### [TASK BRIEF]
Exclude the pictures; give every entry again exactly as written.

Records from a collection of figures
══════
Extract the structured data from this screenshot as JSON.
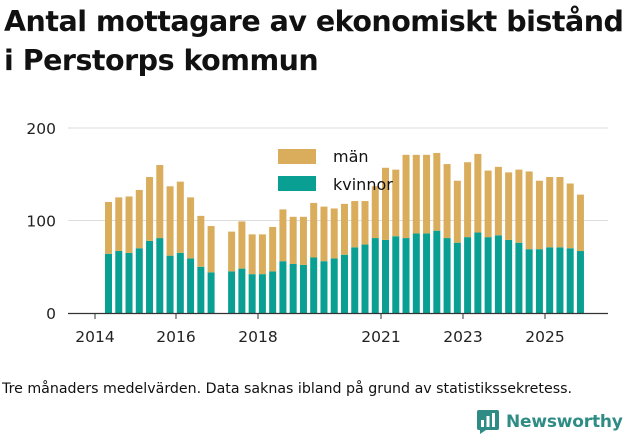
{
  "title": "Antal mottagare av ekonomiskt bistånd i Perstorps kommun",
  "footnote": "Tre månaders medelvärden. Data saknas ibland på grund av statistikssekretess.",
  "brand": {
    "name": "Newsworthy",
    "icon": "newsworthy-logo-icon"
  },
  "colors": {
    "man": "#d9ad5b",
    "kvinnor": "#0a9f93",
    "grid": "#dddddd",
    "axis": "#333333"
  },
  "chart_data": {
    "type": "bar",
    "stacked": true,
    "title": "Antal mottagare av ekonomiskt bistånd i Perstorps kommun",
    "xlabel": "",
    "ylabel": "",
    "ylim": [
      0,
      200
    ],
    "yticks": [
      "0",
      "100",
      "200"
    ],
    "xticks": [
      "2014",
      "2016",
      "2018",
      "2021",
      "2023",
      "2025"
    ],
    "legend": {
      "position": "top-center",
      "entries": [
        "män",
        "kvinnor"
      ]
    },
    "series": [
      {
        "name": "kvinnor",
        "values": [
          64,
          67,
          65,
          70,
          78,
          81,
          62,
          65,
          59,
          50,
          44,
          null,
          45,
          48,
          42,
          42,
          45,
          56,
          53,
          52,
          60,
          56,
          59,
          63,
          71,
          74,
          81,
          79,
          83,
          81,
          86,
          86,
          89,
          81,
          76,
          82,
          87,
          82,
          84,
          79,
          76,
          69,
          69,
          71,
          71,
          70,
          67
        ]
      },
      {
        "name": "män",
        "values": [
          56,
          58,
          61,
          63,
          69,
          79,
          75,
          77,
          66,
          55,
          50,
          null,
          43,
          51,
          43,
          43,
          48,
          56,
          51,
          52,
          59,
          59,
          54,
          55,
          50,
          47,
          56,
          78,
          72,
          90,
          85,
          85,
          84,
          80,
          67,
          81,
          85,
          72,
          74,
          73,
          79,
          84,
          74,
          76,
          76,
          70,
          61
        ]
      }
    ]
  }
}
══════
### [THE OUTPUT]
Extract the structured data from this screenshot as JSON.
{
  "title": "Antal mottagare av ekonomiskt bistånd i Perstorps kommun",
  "footnote": "Tre månaders medelvärden. Data saknas ibland på grund av statistikssekretess.",
  "brand": {
    "name": "Newsworthy",
    "icon": "newsworthy-logo-icon"
  },
  "colors": {
    "man": "#d9ad5b",
    "kvinnor": "#0a9f93",
    "grid": "#dddddd",
    "axis": "#333333"
  },
  "chart_data": {
    "type": "bar",
    "stacked": true,
    "title": "Antal mottagare av ekonomiskt bistånd i Perstorps kommun",
    "xlabel": "",
    "ylabel": "",
    "ylim": [
      0,
      200
    ],
    "yticks": [
      "0",
      "100",
      "200"
    ],
    "xticks": [
      "2014",
      "2016",
      "2018",
      "2021",
      "2023",
      "2025"
    ],
    "legend": {
      "position": "top-center",
      "entries": [
        "män",
        "kvinnor"
      ]
    },
    "series": [
      {
        "name": "kvinnor",
        "values": [
          64,
          67,
          65,
          70,
          78,
          81,
          62,
          65,
          59,
          50,
          44,
          null,
          45,
          48,
          42,
          42,
          45,
          56,
          53,
          52,
          60,
          56,
          59,
          63,
          71,
          74,
          81,
          79,
          83,
          81,
          86,
          86,
          89,
          81,
          76,
          82,
          87,
          82,
          84,
          79,
          76,
          69,
          69,
          71,
          71,
          70,
          67
        ]
      },
      {
        "name": "män",
        "values": [
          56,
          58,
          61,
          63,
          69,
          79,
          75,
          77,
          66,
          55,
          50,
          null,
          43,
          51,
          43,
          43,
          48,
          56,
          51,
          52,
          59,
          59,
          54,
          55,
          50,
          47,
          56,
          78,
          72,
          90,
          85,
          85,
          84,
          80,
          67,
          81,
          85,
          72,
          74,
          73,
          79,
          84,
          74,
          76,
          76,
          70,
          61
        ]
      }
    ]
  }
}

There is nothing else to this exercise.